• **WRITTEN TASK**
Filter the data below for the string "ComfyUI" and copy each matching line.

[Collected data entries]
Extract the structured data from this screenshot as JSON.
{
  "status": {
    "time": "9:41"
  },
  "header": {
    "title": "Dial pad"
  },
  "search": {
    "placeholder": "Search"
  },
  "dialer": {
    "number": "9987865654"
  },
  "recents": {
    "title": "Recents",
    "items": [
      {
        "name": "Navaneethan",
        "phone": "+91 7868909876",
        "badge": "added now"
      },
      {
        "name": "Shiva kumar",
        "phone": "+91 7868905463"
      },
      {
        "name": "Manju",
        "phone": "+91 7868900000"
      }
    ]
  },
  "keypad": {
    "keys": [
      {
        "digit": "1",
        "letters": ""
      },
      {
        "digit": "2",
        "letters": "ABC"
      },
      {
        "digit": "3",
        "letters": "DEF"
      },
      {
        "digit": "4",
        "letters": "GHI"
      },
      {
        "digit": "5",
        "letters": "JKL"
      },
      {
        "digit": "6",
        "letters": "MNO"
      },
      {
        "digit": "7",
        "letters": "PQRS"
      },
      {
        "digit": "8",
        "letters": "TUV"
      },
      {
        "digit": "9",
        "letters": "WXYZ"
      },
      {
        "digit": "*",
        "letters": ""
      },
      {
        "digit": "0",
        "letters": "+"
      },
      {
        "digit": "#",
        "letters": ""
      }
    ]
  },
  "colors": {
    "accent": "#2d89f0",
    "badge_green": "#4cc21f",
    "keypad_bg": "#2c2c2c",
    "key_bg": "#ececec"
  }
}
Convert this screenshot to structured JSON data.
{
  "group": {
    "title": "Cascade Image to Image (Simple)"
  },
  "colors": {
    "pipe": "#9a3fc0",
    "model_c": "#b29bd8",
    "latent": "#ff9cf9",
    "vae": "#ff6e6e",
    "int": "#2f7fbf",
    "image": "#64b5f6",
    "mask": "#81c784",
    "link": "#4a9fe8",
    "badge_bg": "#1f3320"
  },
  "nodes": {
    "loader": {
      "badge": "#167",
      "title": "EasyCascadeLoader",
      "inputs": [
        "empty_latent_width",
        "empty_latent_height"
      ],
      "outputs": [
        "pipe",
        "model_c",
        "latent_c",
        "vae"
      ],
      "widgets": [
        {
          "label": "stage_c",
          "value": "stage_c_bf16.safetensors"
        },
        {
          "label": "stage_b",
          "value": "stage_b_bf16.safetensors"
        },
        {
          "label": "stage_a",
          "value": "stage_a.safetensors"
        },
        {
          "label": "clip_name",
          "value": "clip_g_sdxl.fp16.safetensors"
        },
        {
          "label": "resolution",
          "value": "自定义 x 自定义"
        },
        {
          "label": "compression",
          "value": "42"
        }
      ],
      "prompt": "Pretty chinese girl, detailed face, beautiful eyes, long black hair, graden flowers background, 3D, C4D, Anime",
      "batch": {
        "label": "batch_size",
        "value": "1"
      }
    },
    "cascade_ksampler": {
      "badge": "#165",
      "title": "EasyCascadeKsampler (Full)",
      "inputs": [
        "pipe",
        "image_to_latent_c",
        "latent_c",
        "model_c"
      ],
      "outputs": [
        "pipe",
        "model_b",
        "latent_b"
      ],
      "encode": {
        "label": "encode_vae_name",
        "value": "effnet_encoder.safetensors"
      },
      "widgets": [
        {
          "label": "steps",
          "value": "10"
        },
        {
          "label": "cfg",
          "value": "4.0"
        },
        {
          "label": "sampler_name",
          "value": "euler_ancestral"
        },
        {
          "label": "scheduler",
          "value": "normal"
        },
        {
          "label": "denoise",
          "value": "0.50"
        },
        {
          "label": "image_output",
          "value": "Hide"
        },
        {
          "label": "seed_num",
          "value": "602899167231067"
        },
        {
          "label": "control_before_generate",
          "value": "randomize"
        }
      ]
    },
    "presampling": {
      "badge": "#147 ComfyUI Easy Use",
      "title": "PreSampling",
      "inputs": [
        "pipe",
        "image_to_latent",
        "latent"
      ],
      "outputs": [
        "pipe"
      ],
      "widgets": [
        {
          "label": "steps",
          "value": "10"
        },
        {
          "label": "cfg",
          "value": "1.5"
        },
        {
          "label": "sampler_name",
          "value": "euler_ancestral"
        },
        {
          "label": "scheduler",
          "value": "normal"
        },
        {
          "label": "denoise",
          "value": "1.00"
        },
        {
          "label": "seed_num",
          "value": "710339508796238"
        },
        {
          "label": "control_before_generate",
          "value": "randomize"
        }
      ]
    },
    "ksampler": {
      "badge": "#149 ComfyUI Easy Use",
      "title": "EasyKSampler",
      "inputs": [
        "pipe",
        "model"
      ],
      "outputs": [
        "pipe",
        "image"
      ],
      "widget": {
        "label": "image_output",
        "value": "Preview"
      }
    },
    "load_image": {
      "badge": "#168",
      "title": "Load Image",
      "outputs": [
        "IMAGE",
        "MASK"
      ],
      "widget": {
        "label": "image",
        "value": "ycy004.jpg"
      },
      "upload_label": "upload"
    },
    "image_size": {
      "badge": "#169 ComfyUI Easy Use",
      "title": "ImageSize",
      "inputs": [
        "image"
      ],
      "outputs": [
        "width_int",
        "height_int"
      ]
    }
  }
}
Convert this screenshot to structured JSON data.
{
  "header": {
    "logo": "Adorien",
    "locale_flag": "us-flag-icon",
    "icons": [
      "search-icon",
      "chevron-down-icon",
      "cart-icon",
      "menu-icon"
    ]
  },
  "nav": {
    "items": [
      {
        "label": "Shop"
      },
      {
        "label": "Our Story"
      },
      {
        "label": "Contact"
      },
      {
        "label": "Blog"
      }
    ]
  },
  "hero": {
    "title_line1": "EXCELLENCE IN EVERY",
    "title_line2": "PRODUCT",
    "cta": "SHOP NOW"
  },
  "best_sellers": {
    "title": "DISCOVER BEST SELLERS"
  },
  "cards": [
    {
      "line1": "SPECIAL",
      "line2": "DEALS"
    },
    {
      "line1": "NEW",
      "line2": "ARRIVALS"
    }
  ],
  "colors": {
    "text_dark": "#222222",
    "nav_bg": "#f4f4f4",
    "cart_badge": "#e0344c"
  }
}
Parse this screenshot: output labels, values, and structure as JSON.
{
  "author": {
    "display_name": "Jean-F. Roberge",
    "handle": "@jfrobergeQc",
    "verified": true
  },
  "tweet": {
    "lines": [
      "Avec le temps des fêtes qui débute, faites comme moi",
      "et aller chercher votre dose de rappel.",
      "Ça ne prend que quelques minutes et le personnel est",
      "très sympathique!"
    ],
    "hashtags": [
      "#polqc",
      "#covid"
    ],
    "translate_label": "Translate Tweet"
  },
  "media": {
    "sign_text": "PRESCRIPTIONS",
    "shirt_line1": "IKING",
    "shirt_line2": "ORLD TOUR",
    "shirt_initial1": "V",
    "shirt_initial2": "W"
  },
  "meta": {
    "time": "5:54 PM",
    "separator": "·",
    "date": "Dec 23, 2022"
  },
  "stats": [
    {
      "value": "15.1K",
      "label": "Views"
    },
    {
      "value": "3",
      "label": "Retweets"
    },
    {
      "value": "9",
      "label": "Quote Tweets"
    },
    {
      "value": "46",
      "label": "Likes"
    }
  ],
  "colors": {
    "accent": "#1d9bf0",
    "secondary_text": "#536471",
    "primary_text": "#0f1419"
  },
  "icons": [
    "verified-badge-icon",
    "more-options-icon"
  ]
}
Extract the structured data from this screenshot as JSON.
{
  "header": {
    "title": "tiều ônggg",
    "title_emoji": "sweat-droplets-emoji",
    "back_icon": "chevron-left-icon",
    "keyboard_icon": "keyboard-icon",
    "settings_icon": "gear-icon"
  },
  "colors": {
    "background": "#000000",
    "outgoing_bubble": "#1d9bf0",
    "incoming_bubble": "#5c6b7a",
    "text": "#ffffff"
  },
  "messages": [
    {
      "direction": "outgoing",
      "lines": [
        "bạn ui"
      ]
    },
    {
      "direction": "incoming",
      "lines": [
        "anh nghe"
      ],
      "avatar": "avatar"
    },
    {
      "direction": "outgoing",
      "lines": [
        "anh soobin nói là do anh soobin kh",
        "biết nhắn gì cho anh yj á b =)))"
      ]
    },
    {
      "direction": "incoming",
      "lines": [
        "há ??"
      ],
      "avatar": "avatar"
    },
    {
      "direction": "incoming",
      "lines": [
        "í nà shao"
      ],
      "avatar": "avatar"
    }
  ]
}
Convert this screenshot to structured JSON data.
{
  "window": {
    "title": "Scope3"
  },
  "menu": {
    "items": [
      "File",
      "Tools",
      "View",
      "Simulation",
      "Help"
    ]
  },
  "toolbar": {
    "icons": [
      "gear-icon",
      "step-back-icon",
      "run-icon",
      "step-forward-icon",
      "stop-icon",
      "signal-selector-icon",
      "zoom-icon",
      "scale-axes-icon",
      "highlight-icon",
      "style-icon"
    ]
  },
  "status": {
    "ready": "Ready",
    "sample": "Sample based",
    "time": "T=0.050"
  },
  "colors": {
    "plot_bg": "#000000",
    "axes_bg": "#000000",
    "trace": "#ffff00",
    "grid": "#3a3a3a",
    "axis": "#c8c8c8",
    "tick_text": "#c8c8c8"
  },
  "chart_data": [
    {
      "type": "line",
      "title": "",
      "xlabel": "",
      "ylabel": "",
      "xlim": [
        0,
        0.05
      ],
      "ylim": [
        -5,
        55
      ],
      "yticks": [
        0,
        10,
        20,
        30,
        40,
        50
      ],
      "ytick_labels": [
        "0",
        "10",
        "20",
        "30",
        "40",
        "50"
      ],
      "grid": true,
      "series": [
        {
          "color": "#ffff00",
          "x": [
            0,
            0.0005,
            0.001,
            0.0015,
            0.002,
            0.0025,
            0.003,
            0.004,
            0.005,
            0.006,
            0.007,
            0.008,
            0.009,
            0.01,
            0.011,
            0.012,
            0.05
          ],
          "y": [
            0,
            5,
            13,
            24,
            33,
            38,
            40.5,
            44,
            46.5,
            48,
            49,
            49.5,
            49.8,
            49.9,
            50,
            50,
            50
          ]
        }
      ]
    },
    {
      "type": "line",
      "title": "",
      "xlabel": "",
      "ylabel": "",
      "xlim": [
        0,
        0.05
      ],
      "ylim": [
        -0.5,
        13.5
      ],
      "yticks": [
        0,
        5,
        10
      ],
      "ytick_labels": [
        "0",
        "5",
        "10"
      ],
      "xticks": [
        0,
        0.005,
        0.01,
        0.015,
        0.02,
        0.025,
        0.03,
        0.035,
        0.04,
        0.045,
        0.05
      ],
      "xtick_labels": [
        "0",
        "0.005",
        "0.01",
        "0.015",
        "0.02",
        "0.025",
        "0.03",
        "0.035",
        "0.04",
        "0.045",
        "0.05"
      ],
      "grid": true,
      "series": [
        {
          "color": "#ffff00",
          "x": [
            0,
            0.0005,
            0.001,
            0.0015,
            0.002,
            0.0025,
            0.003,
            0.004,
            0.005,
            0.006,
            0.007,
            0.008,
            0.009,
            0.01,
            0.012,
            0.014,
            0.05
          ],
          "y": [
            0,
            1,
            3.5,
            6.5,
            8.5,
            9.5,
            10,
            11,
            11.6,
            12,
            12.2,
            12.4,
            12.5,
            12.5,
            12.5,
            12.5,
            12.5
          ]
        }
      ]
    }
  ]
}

• **COMPLETED TASK**
      "badge": "#147 ComfyUI Easy Use",
      "badge": "#149 ComfyUI Easy Use",
      "badge": "#169 ComfyUI Easy Use",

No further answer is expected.